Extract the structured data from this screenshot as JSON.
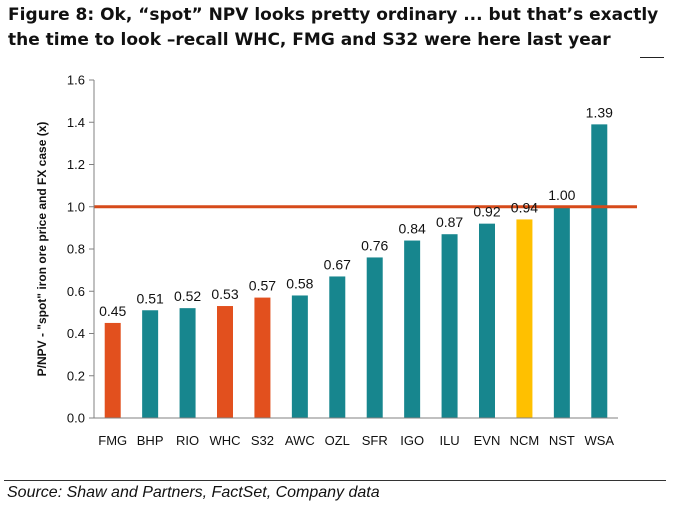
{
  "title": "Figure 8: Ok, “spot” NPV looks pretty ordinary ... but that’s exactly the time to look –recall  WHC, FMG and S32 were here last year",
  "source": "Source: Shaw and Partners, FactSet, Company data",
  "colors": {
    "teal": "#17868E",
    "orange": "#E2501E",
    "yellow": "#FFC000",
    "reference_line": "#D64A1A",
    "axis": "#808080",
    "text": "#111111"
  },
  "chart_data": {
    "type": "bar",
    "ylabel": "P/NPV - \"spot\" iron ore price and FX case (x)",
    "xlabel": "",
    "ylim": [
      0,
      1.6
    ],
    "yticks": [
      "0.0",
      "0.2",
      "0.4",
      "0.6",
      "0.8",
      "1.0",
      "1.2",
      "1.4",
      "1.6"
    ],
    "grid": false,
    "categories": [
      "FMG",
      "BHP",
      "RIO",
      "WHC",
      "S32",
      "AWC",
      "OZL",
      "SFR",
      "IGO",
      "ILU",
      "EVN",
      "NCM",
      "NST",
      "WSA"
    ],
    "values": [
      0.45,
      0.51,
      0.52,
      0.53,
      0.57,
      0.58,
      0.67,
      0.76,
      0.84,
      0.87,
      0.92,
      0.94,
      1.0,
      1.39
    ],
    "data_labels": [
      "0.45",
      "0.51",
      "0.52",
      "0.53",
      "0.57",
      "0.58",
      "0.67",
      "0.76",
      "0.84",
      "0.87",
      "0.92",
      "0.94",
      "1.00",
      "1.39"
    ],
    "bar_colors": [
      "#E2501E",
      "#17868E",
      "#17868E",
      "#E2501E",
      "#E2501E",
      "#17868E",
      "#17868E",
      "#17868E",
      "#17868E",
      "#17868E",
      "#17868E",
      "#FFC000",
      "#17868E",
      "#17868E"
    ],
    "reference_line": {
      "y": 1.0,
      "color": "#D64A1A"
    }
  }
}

◆ ◆ ◆ ◆ ◆ ◆ ◆

• _Directive_
Filter the entries down to the lines containing "spot". Copy each of those lines.

• _In response_
  "title": "Figure 8: Ok, “spot” NPV looks pretty ordinary ... but that’s exactly the time to look –recall  WHC, FMG and S32 were here last year",
    "ylabel": "P/NPV - \"spot\" iron ore price and FX case (x)",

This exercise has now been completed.